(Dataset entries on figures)
•••••

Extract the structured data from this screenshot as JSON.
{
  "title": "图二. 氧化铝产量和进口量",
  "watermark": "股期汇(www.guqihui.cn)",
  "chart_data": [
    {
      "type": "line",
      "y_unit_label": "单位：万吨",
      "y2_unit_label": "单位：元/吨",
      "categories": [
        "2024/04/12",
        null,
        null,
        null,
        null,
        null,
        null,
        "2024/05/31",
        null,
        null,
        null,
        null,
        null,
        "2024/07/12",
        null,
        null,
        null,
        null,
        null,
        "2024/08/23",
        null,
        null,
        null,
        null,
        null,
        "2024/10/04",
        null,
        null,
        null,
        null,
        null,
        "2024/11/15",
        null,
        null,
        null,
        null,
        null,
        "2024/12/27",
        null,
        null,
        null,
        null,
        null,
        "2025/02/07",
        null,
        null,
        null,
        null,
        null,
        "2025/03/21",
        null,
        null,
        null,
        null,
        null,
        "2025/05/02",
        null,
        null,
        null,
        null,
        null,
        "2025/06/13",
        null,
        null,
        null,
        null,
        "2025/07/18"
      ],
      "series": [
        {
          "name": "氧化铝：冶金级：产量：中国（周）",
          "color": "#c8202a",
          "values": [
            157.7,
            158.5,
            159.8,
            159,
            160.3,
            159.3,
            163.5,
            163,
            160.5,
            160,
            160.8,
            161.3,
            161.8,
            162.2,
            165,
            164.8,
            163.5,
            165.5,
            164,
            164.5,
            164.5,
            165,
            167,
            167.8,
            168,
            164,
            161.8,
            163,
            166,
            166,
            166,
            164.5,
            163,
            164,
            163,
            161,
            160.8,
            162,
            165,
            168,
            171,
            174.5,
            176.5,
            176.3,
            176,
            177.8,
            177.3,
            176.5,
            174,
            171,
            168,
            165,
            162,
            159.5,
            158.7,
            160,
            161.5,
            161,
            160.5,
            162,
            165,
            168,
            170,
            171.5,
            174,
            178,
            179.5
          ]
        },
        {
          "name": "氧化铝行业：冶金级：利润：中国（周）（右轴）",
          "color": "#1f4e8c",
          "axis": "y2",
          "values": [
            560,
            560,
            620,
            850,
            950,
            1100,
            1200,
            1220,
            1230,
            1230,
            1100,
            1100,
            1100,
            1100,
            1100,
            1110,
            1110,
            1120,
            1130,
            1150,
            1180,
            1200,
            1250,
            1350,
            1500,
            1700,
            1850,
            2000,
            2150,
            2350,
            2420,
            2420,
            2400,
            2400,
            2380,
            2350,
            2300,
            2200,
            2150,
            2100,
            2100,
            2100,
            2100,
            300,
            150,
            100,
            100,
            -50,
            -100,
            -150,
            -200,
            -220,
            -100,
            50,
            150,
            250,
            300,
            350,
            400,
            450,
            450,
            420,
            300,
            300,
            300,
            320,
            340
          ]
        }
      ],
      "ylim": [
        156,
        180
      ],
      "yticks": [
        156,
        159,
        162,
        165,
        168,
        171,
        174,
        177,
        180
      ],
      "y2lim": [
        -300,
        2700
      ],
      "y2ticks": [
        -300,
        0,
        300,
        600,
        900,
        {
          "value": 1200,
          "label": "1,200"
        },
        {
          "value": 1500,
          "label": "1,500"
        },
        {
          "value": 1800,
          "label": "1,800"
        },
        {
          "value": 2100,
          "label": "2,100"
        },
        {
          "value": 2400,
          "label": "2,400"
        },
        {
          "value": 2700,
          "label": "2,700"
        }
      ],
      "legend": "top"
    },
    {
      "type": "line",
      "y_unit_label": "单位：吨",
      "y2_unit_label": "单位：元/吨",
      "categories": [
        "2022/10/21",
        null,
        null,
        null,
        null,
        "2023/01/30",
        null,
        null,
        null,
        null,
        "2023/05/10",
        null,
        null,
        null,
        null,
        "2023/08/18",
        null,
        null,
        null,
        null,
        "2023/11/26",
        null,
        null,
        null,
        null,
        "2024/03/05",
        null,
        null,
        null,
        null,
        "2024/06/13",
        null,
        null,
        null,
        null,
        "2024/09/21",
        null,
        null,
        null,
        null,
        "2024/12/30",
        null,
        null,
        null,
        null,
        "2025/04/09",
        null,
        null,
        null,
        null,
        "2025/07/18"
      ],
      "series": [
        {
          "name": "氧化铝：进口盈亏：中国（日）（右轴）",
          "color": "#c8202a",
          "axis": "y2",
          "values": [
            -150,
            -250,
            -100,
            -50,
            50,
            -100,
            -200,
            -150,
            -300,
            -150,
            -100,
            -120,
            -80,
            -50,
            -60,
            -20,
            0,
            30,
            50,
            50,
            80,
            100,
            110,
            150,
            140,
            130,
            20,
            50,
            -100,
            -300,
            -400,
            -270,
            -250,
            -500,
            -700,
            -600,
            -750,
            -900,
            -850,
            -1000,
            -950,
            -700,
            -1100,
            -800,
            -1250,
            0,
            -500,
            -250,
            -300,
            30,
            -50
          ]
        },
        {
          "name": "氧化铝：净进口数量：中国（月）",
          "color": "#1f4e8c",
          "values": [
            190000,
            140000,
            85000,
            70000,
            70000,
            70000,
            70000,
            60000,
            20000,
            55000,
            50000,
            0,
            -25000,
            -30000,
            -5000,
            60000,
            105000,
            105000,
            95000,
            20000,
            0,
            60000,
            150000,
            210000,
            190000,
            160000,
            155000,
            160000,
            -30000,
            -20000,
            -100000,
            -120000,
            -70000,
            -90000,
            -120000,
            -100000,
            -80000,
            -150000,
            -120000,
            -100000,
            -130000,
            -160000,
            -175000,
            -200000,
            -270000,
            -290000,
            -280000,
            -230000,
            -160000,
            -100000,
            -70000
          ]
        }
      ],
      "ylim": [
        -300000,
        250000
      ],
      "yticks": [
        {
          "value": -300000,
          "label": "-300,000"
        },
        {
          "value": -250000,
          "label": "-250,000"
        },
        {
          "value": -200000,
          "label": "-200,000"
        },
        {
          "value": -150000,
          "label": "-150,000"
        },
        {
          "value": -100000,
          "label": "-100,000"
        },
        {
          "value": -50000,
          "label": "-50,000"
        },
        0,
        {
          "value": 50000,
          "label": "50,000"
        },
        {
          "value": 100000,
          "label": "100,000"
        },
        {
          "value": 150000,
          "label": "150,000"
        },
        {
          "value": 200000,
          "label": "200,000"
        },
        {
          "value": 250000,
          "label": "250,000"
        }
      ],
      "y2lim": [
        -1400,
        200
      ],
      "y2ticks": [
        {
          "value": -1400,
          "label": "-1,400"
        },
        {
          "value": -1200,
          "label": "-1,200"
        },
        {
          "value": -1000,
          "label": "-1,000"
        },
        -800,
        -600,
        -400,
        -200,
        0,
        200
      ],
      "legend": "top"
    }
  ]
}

•••••

Copy out the whole listing exactly; please set it all down.

● COMPLETED TASK:
Extract the structured data from this screenshot as JSON.
{
  "title": "图二. 氧化铝产量和进口量",
  "watermark": "股期汇(www.guqihui.cn)",
  "chart_data": [
    {
      "type": "line",
      "y_unit_label": "单位：万吨",
      "y2_unit_label": "单位：元/吨",
      "categories": [
        "2024/04/12",
        null,
        null,
        null,
        null,
        null,
        null,
        "2024/05/31",
        null,
        null,
        null,
        null,
        null,
        "2024/07/12",
        null,
        null,
        null,
        null,
        null,
        "2024/08/23",
        null,
        null,
        null,
        null,
        null,
        "2024/10/04",
        null,
        null,
        null,
        null,
        null,
        "2024/11/15",
        null,
        null,
        null,
        null,
        null,
        "2024/12/27",
        null,
        null,
        null,
        null,
        null,
        "2025/02/07",
        null,
        null,
        null,
        null,
        null,
        "2025/03/21",
        null,
        null,
        null,
        null,
        null,
        "2025/05/02",
        null,
        null,
        null,
        null,
        null,
        "2025/06/13",
        null,
        null,
        null,
        null,
        "2025/07/18"
      ],
      "series": [
        {
          "name": "氧化铝：冶金级：产量：中国（周）",
          "color": "#c8202a",
          "values": [
            157.7,
            158.5,
            159.8,
            159,
            160.3,
            159.3,
            163.5,
            163,
            160.5,
            160,
            160.8,
            161.3,
            161.8,
            162.2,
            165,
            164.8,
            163.5,
            165.5,
            164,
            164.5,
            164.5,
            165,
            167,
            167.8,
            168,
            164,
            161.8,
            163,
            166,
            166,
            166,
            164.5,
            163,
            164,
            163,
            161,
            160.8,
            162,
            165,
            168,
            171,
            174.5,
            176.5,
            176.3,
            176,
            177.8,
            177.3,
            176.5,
            174,
            171,
            168,
            165,
            162,
            159.5,
            158.7,
            160,
            161.5,
            161,
            160.5,
            162,
            165,
            168,
            170,
            171.5,
            174,
            178,
            179.5
          ]
        },
        {
          "name": "氧化铝行业：冶金级：利润：中国（周）（右轴）",
          "color": "#1f4e8c",
          "axis": "y2",
          "values": [
            560,
            560,
            620,
            850,
            950,
            1100,
            1200,
            1220,
            1230,
            1230,
            1100,
            1100,
            1100,
            1100,
            1100,
            1110,
            1110,
            1120,
            1130,
            1150,
            1180,
            1200,
            1250,
            1350,
            1500,
            1700,
            1850,
            2000,
            2150,
            2350,
            2420,
            2420,
            2400,
            2400,
            2380,
            2350,
            2300,
            2200,
            2150,
            2100,
            2100,
            2100,
            2100,
            300,
            150,
            100,
            100,
            -50,
            -100,
            -150,
            -200,
            -220,
            -100,
            50,
            150,
            250,
            300,
            350,
            400,
            450,
            450,
            420,
            300,
            300,
            300,
            320,
            340
          ]
        }
      ],
      "ylim": [
        156,
        180
      ],
      "yticks": [
        156,
        159,
        162,
        165,
        168,
        171,
        174,
        177,
        180
      ],
      "y2lim": [
        -300,
        2700
      ],
      "y2ticks": [
        -300,
        0,
        300,
        600,
        900,
        {
          "value": 1200,
          "label": "1,200"
        },
        {
          "value": 1500,
          "label": "1,500"
        },
        {
          "value": 1800,
          "label": "1,800"
        },
        {
          "value": 2100,
          "label": "2,100"
        },
        {
          "value": 2400,
          "label": "2,400"
        },
        {
          "value": 2700,
          "label": "2,700"
        }
      ],
      "legend": "top"
    },
    {
      "type": "line",
      "y_unit_label": "单位：吨",
      "y2_unit_label": "单位：元/吨",
      "categories": [
        "2022/10/21",
        null,
        null,
        null,
        null,
        "2023/01/30",
        null,
        null,
        null,
        null,
        "2023/05/10",
        null,
        null,
        null,
        null,
        "2023/08/18",
        null,
        null,
        null,
        null,
        "2023/11/26",
        null,
        null,
        null,
        null,
        "2024/03/05",
        null,
        null,
        null,
        null,
        "2024/06/13",
        null,
        null,
        null,
        null,
        "2024/09/21",
        null,
        null,
        null,
        null,
        "2024/12/30",
        null,
        null,
        null,
        null,
        "2025/04/09",
        null,
        null,
        null,
        null,
        "2025/07/18"
      ],
      "series": [
        {
          "name": "氧化铝：进口盈亏：中国（日）（右轴）",
          "color": "#c8202a",
          "axis": "y2",
          "values": [
            -150,
            -250,
            -100,
            -50,
            50,
            -100,
            -200,
            -150,
            -300,
            -150,
            -100,
            -120,
            -80,
            -50,
            -60,
            -20,
            0,
            30,
            50,
            50,
            80,
            100,
            110,
            150,
            140,
            130,
            20,
            50,
            -100,
            -300,
            -400,
            -270,
            -250,
            -500,
            -700,
            -600,
            -750,
            -900,
            -850,
            -1000,
            -950,
            -700,
            -1100,
            -800,
            -1250,
            0,
            -500,
            -250,
            -300,
            30,
            -50
          ]
        },
        {
          "name": "氧化铝：净进口数量：中国（月）",
          "color": "#1f4e8c",
          "values": [
            190000,
            140000,
            85000,
            70000,
            70000,
            70000,
            70000,
            60000,
            20000,
            55000,
            50000,
            0,
            -25000,
            -30000,
            -5000,
            60000,
            105000,
            105000,
            95000,
            20000,
            0,
            60000,
            150000,
            210000,
            190000,
            160000,
            155000,
            160000,
            -30000,
            -20000,
            -100000,
            -120000,
            -70000,
            -90000,
            -120000,
            -100000,
            -80000,
            -150000,
            -120000,
            -100000,
            -130000,
            -160000,
            -175000,
            -200000,
            -270000,
            -290000,
            -280000,
            -230000,
            -160000,
            -100000,
            -70000
          ]
        }
      ],
      "ylim": [
        -300000,
        250000
      ],
      "yticks": [
        {
          "value": -300000,
          "label": "-300,000"
        },
        {
          "value": -250000,
          "label": "-250,000"
        },
        {
          "value": -200000,
          "label": "-200,000"
        },
        {
          "value": -150000,
          "label": "-150,000"
        },
        {
          "value": -100000,
          "label": "-100,000"
        },
        {
          "value": -50000,
          "label": "-50,000"
        },
        0,
        {
          "value": 50000,
          "label": "50,000"
        },
        {
          "value": 100000,
          "label": "100,000"
        },
        {
          "value": 150000,
          "label": "150,000"
        },
        {
          "value": 200000,
          "label": "200,000"
        },
        {
          "value": 250000,
          "label": "250,000"
        }
      ],
      "y2lim": [
        -1400,
        200
      ],
      "y2ticks": [
        {
          "value": -1400,
          "label": "-1,400"
        },
        {
          "value": -1200,
          "label": "-1,200"
        },
        {
          "value": -1000,
          "label": "-1,000"
        },
        -800,
        -600,
        -400,
        -200,
        0,
        200
      ],
      "legend": "top"
    }
  ]
}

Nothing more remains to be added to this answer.